**** DATA SUPPLIED

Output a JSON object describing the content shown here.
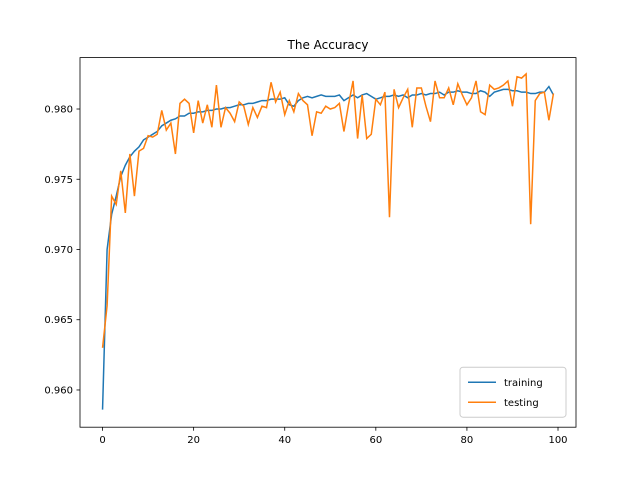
{
  "chart_data": {
    "type": "line",
    "title": "The Accuracy",
    "x": [
      0,
      1,
      2,
      3,
      4,
      5,
      6,
      7,
      8,
      9,
      10,
      11,
      12,
      13,
      14,
      15,
      16,
      17,
      18,
      19,
      20,
      21,
      22,
      23,
      24,
      25,
      26,
      27,
      28,
      29,
      30,
      31,
      32,
      33,
      34,
      35,
      36,
      37,
      38,
      39,
      40,
      41,
      42,
      43,
      44,
      45,
      46,
      47,
      48,
      49,
      50,
      51,
      52,
      53,
      54,
      55,
      56,
      57,
      58,
      59,
      60,
      61,
      62,
      63,
      64,
      65,
      66,
      67,
      68,
      69,
      70,
      71,
      72,
      73,
      74,
      75,
      76,
      77,
      78,
      79,
      80,
      81,
      82,
      83,
      84,
      85,
      86,
      87,
      88,
      89,
      90,
      91,
      92,
      93,
      94,
      95,
      96,
      97,
      98,
      99
    ],
    "series": [
      {
        "name": "training",
        "color": "#1f77b4",
        "values": [
          0.9586,
          0.97,
          0.9725,
          0.9738,
          0.9752,
          0.976,
          0.9766,
          0.977,
          0.9773,
          0.9778,
          0.978,
          0.9782,
          0.9784,
          0.9788,
          0.979,
          0.9792,
          0.9793,
          0.9795,
          0.9795,
          0.9797,
          0.9797,
          0.9798,
          0.9798,
          0.9799,
          0.9799,
          0.98,
          0.98,
          0.9801,
          0.9801,
          0.9802,
          0.9803,
          0.9803,
          0.9804,
          0.9804,
          0.9805,
          0.9806,
          0.9806,
          0.9807,
          0.9807,
          0.9807,
          0.9808,
          0.9803,
          0.9802,
          0.9806,
          0.9808,
          0.9809,
          0.9808,
          0.9809,
          0.981,
          0.9809,
          0.9809,
          0.9809,
          0.981,
          0.9806,
          0.9808,
          0.981,
          0.9808,
          0.981,
          0.9811,
          0.9809,
          0.9807,
          0.9808,
          0.9809,
          0.9809,
          0.981,
          0.9809,
          0.981,
          0.9808,
          0.981,
          0.981,
          0.9811,
          0.981,
          0.9811,
          0.9811,
          0.9812,
          0.981,
          0.9812,
          0.9812,
          0.9813,
          0.9812,
          0.9812,
          0.9811,
          0.9811,
          0.9813,
          0.9812,
          0.9809,
          0.9812,
          0.9813,
          0.9814,
          0.9814,
          0.9813,
          0.9813,
          0.9812,
          0.9812,
          0.9811,
          0.9811,
          0.9812,
          0.9812,
          0.9816,
          0.981
        ]
      },
      {
        "name": "testing",
        "color": "#ff7f0e",
        "values": [
          0.963,
          0.966,
          0.9738,
          0.9732,
          0.9756,
          0.9726,
          0.9768,
          0.9738,
          0.977,
          0.9772,
          0.9781,
          0.978,
          0.9782,
          0.9799,
          0.9785,
          0.979,
          0.9768,
          0.9804,
          0.9807,
          0.9804,
          0.9783,
          0.9806,
          0.979,
          0.9803,
          0.9787,
          0.9817,
          0.9787,
          0.9801,
          0.9797,
          0.9791,
          0.9805,
          0.9802,
          0.9789,
          0.9801,
          0.9794,
          0.9802,
          0.9801,
          0.9819,
          0.9805,
          0.9812,
          0.9796,
          0.9806,
          0.9798,
          0.9811,
          0.9806,
          0.9803,
          0.9781,
          0.9798,
          0.9797,
          0.9802,
          0.98,
          0.9801,
          0.9804,
          0.9784,
          0.9803,
          0.982,
          0.9779,
          0.981,
          0.9779,
          0.9782,
          0.9807,
          0.9803,
          0.9812,
          0.9723,
          0.9814,
          0.9801,
          0.9808,
          0.9814,
          0.9787,
          0.9815,
          0.9815,
          0.9802,
          0.9791,
          0.982,
          0.9808,
          0.9808,
          0.9815,
          0.9803,
          0.9818,
          0.981,
          0.9803,
          0.9808,
          0.982,
          0.9798,
          0.9796,
          0.9817,
          0.9814,
          0.9815,
          0.9817,
          0.982,
          0.9802,
          0.9823,
          0.9822,
          0.9825,
          0.9718,
          0.9806,
          0.9811,
          0.9812,
          0.9792,
          0.9811
        ]
      }
    ],
    "xlim": [
      -4.95,
      103.95
    ],
    "ylim": [
      0.95735,
      0.98366
    ],
    "xticks": [
      0,
      20,
      40,
      60,
      80,
      100
    ],
    "yticks": [
      {
        "value": 0.96,
        "label": "0.960"
      },
      0.965,
      {
        "value": 0.97,
        "label": "0.970"
      },
      0.975,
      {
        "value": 0.98,
        "label": "0.980"
      }
    ],
    "legend": "lower right"
  }
}
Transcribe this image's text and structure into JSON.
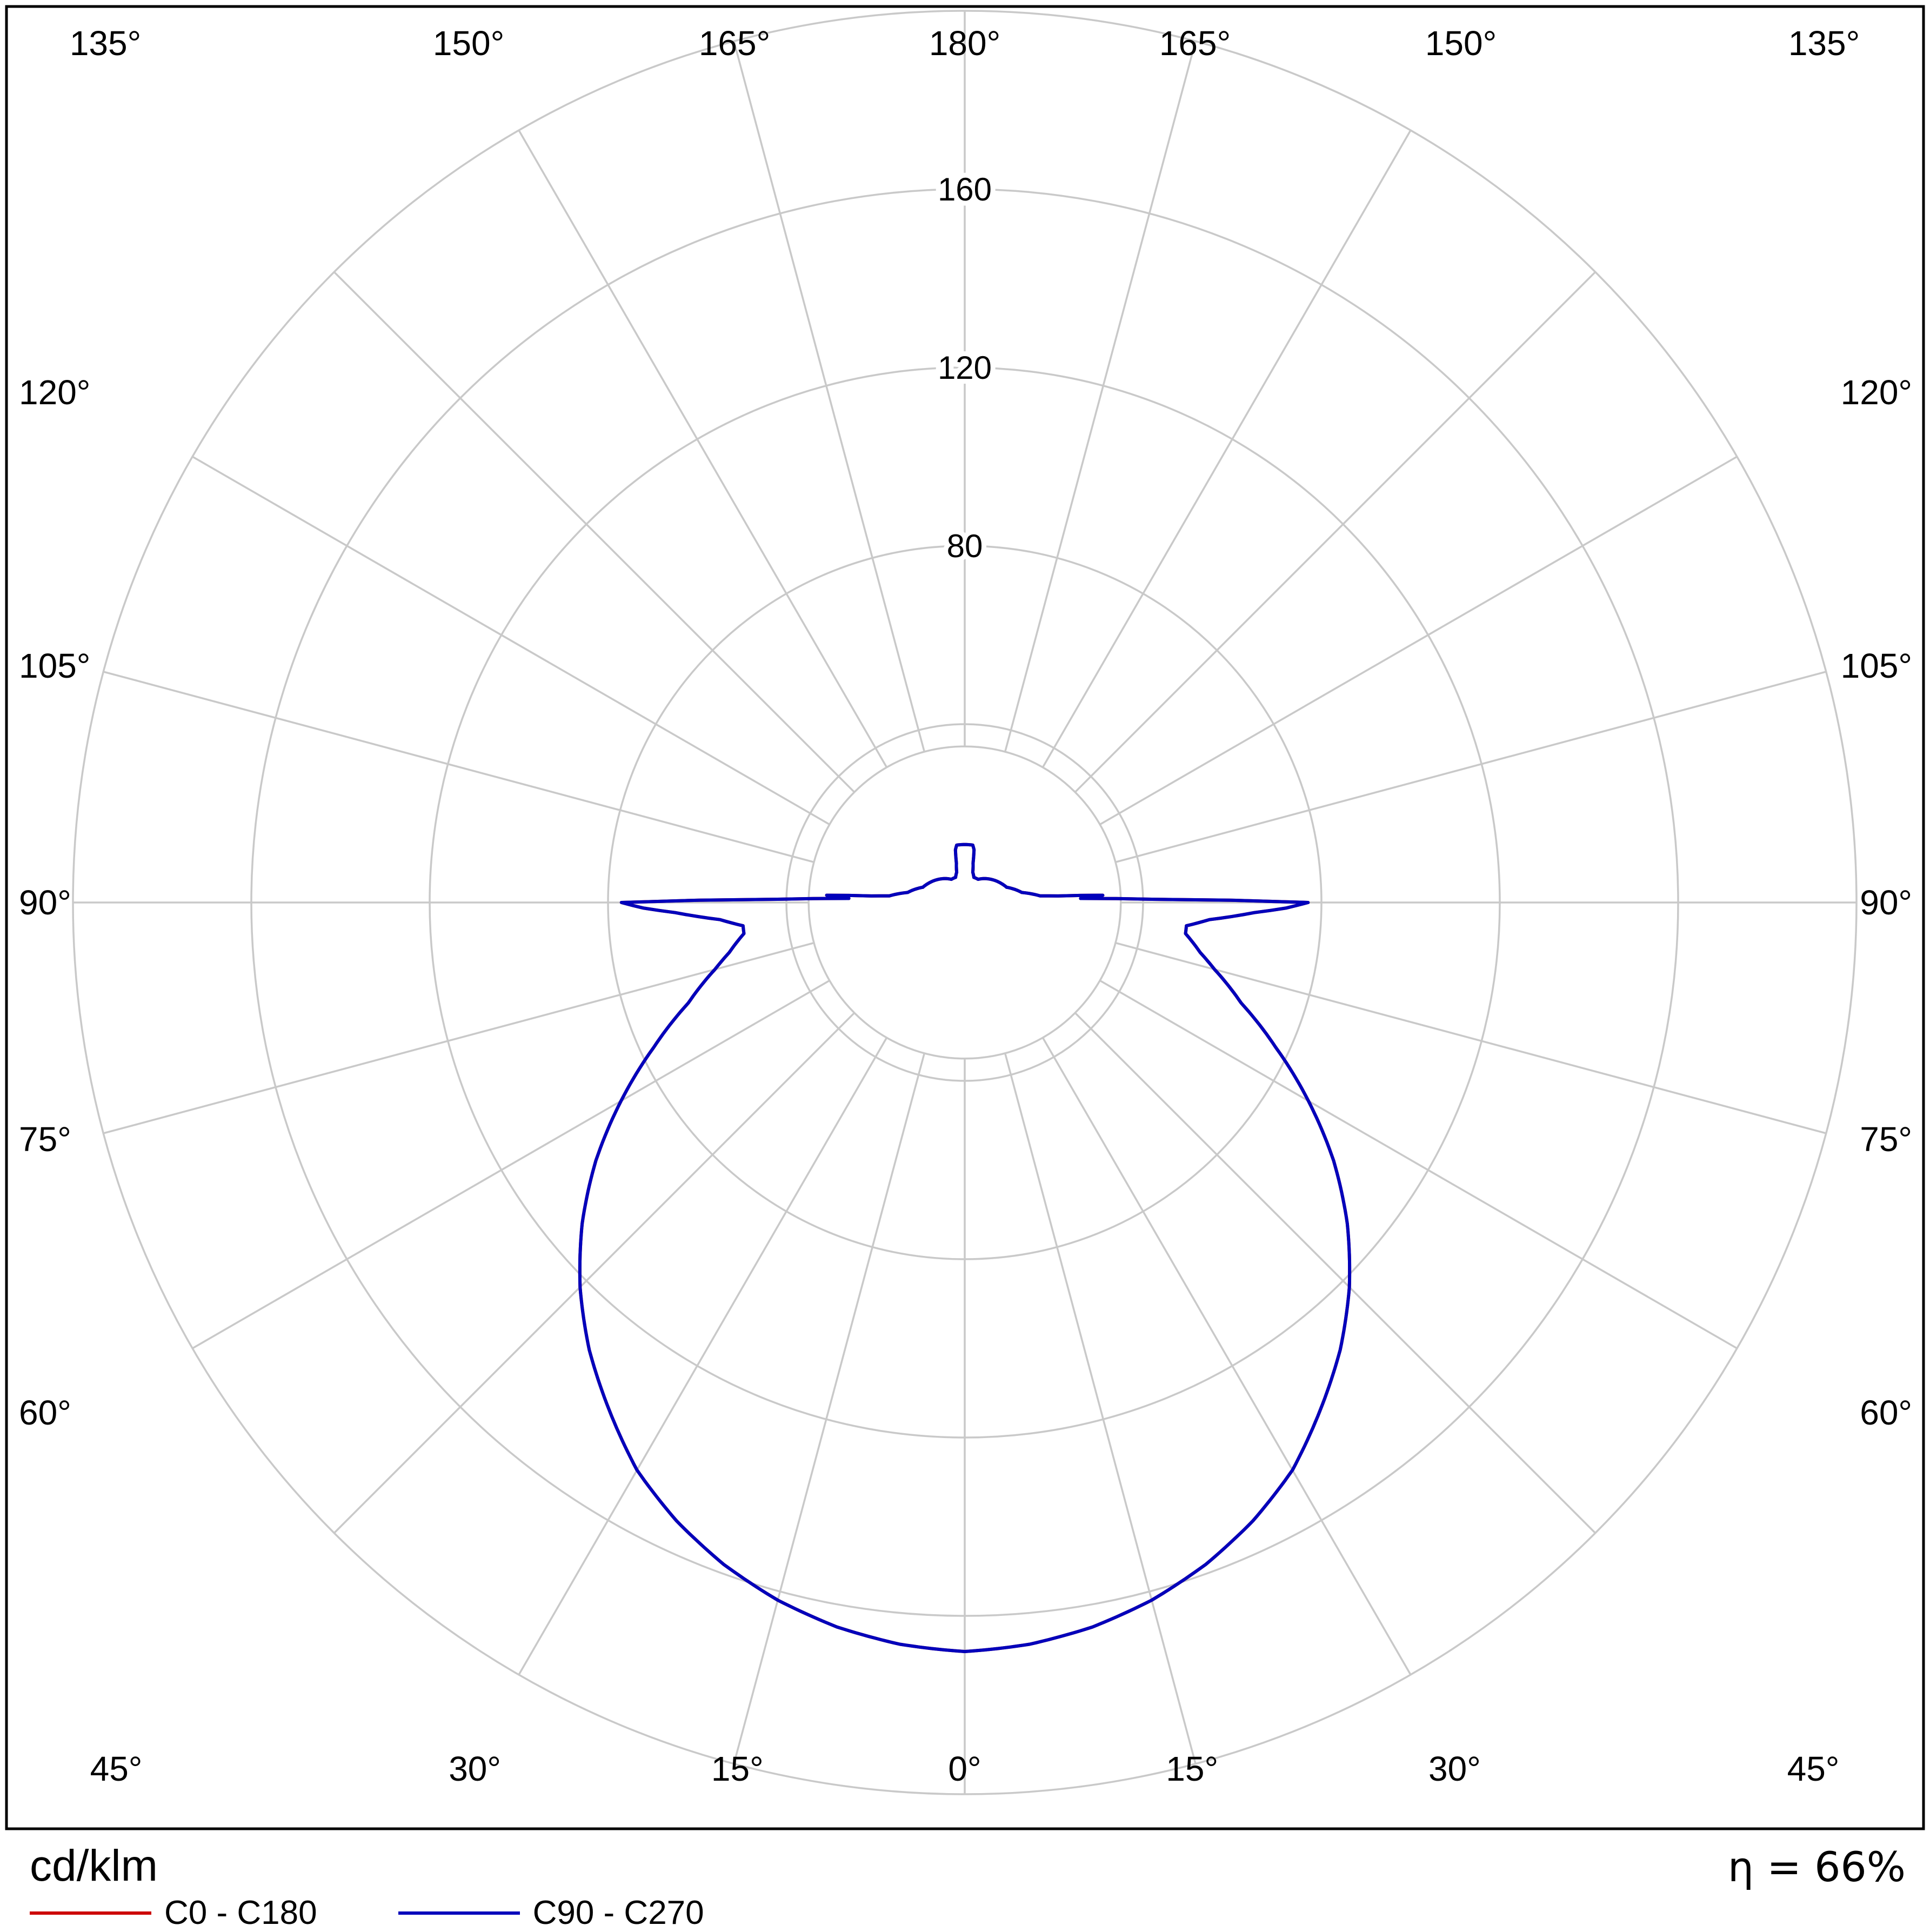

********

» **WHAT IS EXPECTED**
Which lines contain "JSON"? Show each of them.

» **ANSWER BELOW**
Output a JSON object describing the content shown here.
Transcribe this image's text and structure into JSON.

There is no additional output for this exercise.